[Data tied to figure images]

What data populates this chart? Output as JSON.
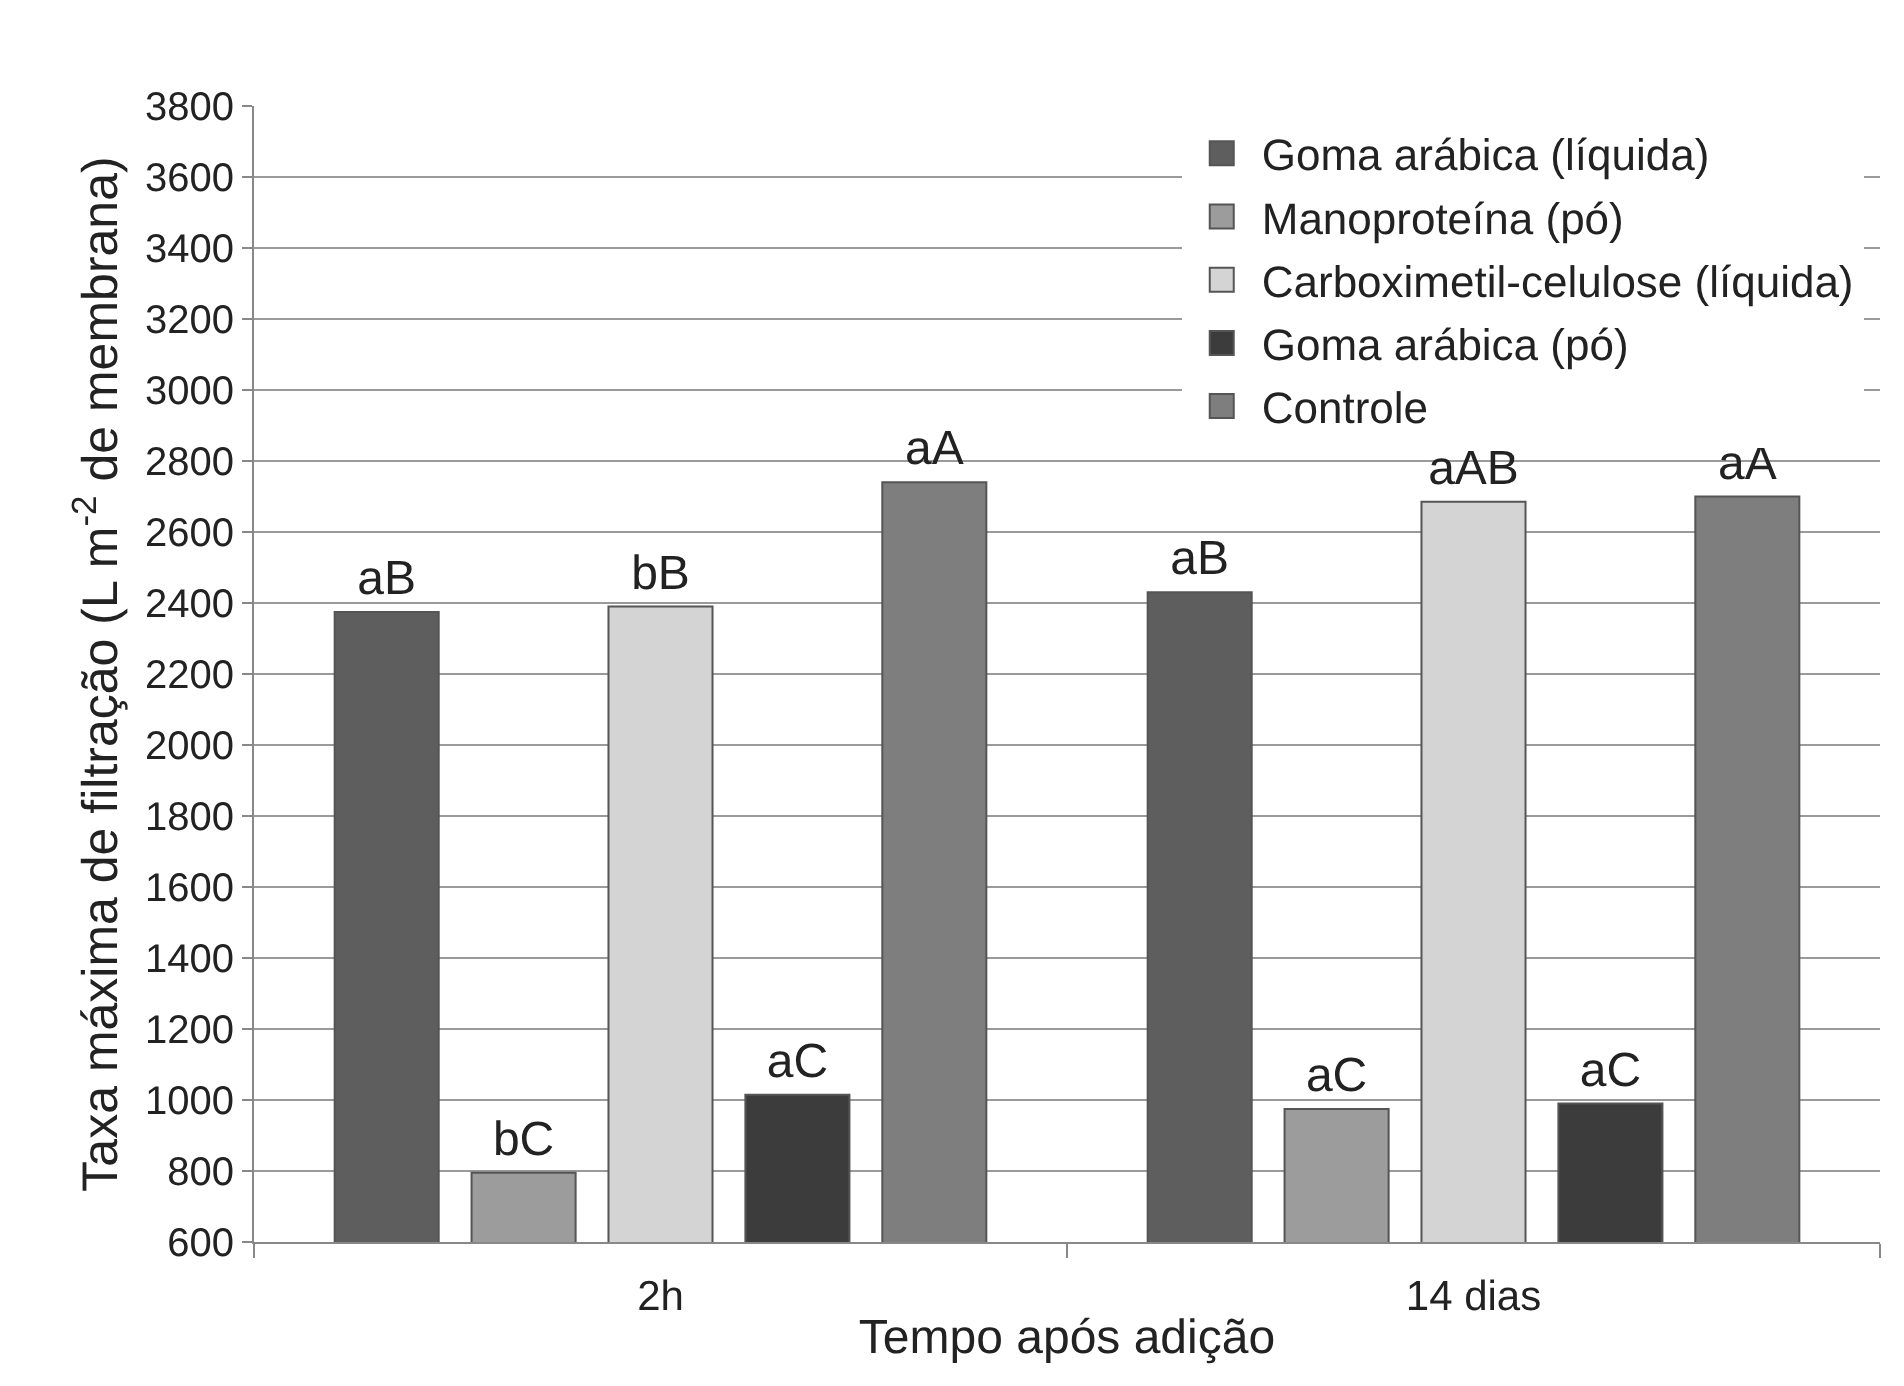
{
  "chart_data": {
    "type": "bar",
    "xlabel": "Tempo após adição",
    "ylabel": "Taxa máxima de filtração (L m$^{-2}$ de membrana)",
    "categories": [
      "2h",
      "14 dias"
    ],
    "series": [
      {
        "name": "Goma arábica (líquida)",
        "color": "#5e5e5e",
        "values": [
          2375,
          2430
        ],
        "value_labels": [
          "aB",
          "aB"
        ]
      },
      {
        "name": "Manoproteína (pó)",
        "color": "#9c9c9c",
        "values": [
          795,
          975
        ],
        "value_labels": [
          "bC",
          "aC"
        ]
      },
      {
        "name": "Carboximetil-celulose (líquida)",
        "color": "#d4d4d4",
        "values": [
          2390,
          2685
        ],
        "value_labels": [
          "bB",
          "aAB"
        ]
      },
      {
        "name": "Goma arábica (pó)",
        "color": "#3c3c3c",
        "values": [
          1015,
          990
        ],
        "value_labels": [
          "aC",
          "aC"
        ]
      },
      {
        "name": "Controle",
        "color": "#7e7e7e",
        "values": [
          2740,
          2700
        ],
        "value_labels": [
          "aA",
          "aA"
        ]
      }
    ],
    "ylim": [
      600,
      3800
    ],
    "yticks": [
      600,
      800,
      1000,
      1200,
      1400,
      1600,
      1800,
      2000,
      2200,
      2400,
      2600,
      2800,
      3000,
      3200,
      3400,
      3600,
      3800
    ],
    "grid": "y",
    "legend": "top right"
  }
}
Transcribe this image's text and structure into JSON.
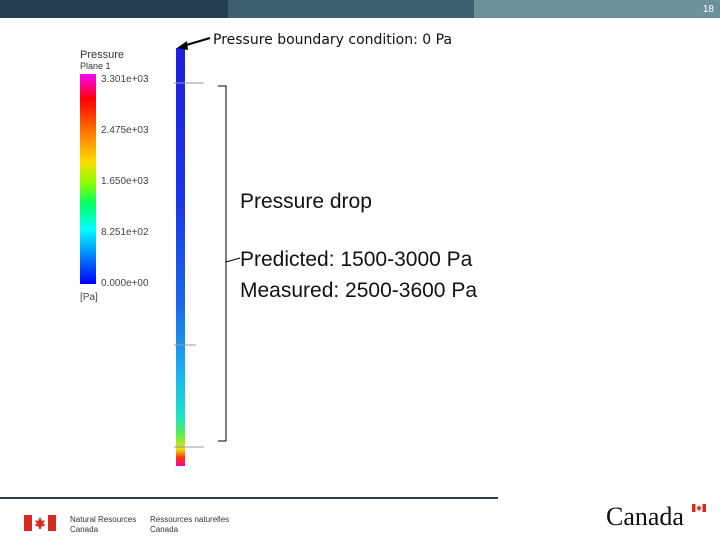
{
  "slide": {
    "number": "18"
  },
  "colorbar": {
    "title": "Pressure",
    "subtitle": "Plane 1",
    "ticks": [
      "3.301e+03",
      "2.475e+03",
      "1.650e+03",
      "8.251e+02",
      "0.000e+00"
    ],
    "unit": "[Pa]"
  },
  "annotations": {
    "boundary_label": "Pressure boundary condition: 0 Pa",
    "pressure_drop_title": "Pressure drop",
    "predicted": "Predicted: 1500-3000 Pa",
    "measured": "Measured: 2500-3600 Pa"
  },
  "footer": {
    "nrc_en_line1": "Natural Resources",
    "nrc_en_line2": "Canada",
    "nrc_fr_line1": "Ressources naturelles",
    "nrc_fr_line2": "Canada",
    "wordmark": "Canada"
  },
  "colors": {
    "header_dark": "#243f52",
    "header_mid": "#3d5f6f",
    "header_light": "#6d9199",
    "flag_red": "#d52b1e"
  }
}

**Exercise goal:** Filter the listing for the word "Canada" and copy every line that holds it.

**Completed exercise:**
    "nrc_en_line2": "Canada",
    "nrc_fr_line2": "Canada",
    "wordmark": "Canada"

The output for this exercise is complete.